== Exercise requirements ==
Copy all lines of the listing that include the string "detected".

==== Supplied information ====

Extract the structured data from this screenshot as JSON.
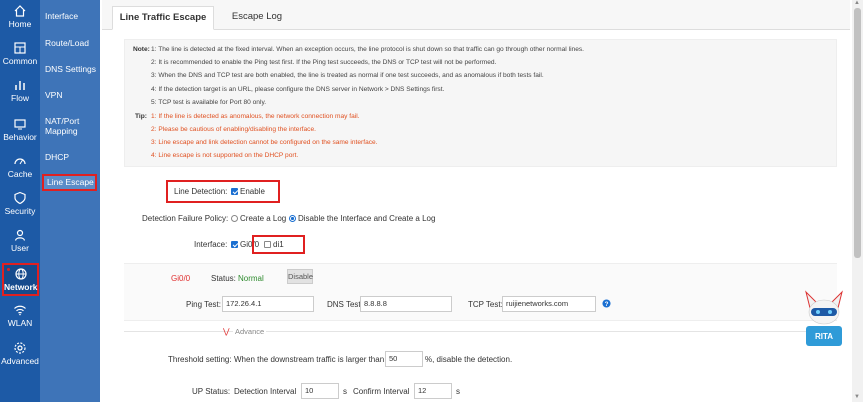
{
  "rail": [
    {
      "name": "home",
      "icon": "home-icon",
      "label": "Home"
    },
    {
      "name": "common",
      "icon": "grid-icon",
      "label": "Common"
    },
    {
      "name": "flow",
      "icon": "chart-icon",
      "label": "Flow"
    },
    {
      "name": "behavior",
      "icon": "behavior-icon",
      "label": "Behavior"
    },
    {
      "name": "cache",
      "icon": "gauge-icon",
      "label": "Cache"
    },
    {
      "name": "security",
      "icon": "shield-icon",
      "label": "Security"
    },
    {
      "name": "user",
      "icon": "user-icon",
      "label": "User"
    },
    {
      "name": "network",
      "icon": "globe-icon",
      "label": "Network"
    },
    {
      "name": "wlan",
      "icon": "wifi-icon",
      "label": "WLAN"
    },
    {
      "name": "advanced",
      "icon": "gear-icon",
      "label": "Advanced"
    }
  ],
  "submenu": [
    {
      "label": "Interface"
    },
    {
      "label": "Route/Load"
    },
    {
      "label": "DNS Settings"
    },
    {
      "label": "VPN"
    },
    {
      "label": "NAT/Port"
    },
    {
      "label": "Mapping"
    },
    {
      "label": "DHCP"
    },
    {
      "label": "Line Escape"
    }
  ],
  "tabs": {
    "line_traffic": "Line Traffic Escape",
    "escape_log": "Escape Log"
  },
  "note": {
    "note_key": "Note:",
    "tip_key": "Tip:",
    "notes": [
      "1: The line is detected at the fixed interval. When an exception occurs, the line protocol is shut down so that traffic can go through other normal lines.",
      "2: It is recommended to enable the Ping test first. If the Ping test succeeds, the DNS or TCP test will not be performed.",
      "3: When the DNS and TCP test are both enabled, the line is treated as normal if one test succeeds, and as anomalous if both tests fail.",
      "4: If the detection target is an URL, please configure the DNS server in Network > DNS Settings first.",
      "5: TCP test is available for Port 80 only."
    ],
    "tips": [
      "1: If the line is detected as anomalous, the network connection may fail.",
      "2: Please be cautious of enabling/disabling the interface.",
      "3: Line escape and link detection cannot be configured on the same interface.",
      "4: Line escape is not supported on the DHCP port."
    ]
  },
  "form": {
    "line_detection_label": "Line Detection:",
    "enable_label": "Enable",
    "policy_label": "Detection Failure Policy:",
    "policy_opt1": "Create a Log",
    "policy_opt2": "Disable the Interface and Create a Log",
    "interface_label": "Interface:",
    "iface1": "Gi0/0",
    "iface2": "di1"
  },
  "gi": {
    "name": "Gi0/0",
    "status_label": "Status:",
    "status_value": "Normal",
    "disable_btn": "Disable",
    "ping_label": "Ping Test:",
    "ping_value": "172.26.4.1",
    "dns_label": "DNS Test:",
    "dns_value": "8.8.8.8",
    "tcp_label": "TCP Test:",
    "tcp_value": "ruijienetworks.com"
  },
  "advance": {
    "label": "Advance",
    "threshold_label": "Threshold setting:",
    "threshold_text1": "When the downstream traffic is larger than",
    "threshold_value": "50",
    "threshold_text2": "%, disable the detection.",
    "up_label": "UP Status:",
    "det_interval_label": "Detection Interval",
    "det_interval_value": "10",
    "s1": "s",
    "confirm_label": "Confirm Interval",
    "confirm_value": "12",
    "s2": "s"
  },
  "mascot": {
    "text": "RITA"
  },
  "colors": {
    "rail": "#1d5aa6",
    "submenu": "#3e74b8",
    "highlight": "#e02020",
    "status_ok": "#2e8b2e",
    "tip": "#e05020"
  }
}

====
==== Supplied information ====

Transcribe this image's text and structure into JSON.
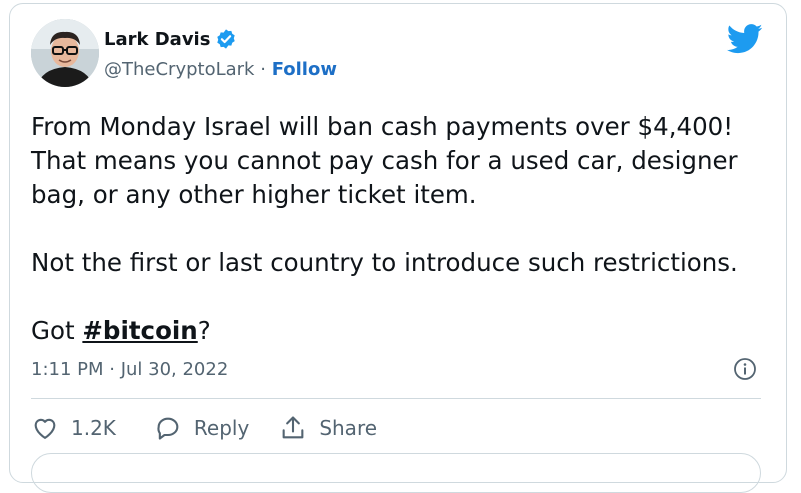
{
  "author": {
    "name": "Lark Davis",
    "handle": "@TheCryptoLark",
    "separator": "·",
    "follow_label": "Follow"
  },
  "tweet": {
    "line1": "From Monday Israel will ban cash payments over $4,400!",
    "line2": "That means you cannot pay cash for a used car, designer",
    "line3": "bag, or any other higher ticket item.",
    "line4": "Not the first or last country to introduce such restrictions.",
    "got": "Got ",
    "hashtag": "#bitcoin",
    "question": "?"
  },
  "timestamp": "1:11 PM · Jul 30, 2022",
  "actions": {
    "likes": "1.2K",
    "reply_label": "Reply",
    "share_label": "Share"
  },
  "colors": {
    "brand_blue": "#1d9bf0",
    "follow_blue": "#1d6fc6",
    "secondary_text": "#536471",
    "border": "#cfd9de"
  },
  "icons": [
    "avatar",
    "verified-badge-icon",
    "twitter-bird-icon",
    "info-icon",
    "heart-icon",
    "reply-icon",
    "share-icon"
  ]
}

====

== Exercise solution ==
      "1: The line is detected at the fixed interval. When an exception occurs, the line protocol is shut down so that traffic can go through other normal lines.",
      "1: If the line is detected as anomalous, the network connection may fail.",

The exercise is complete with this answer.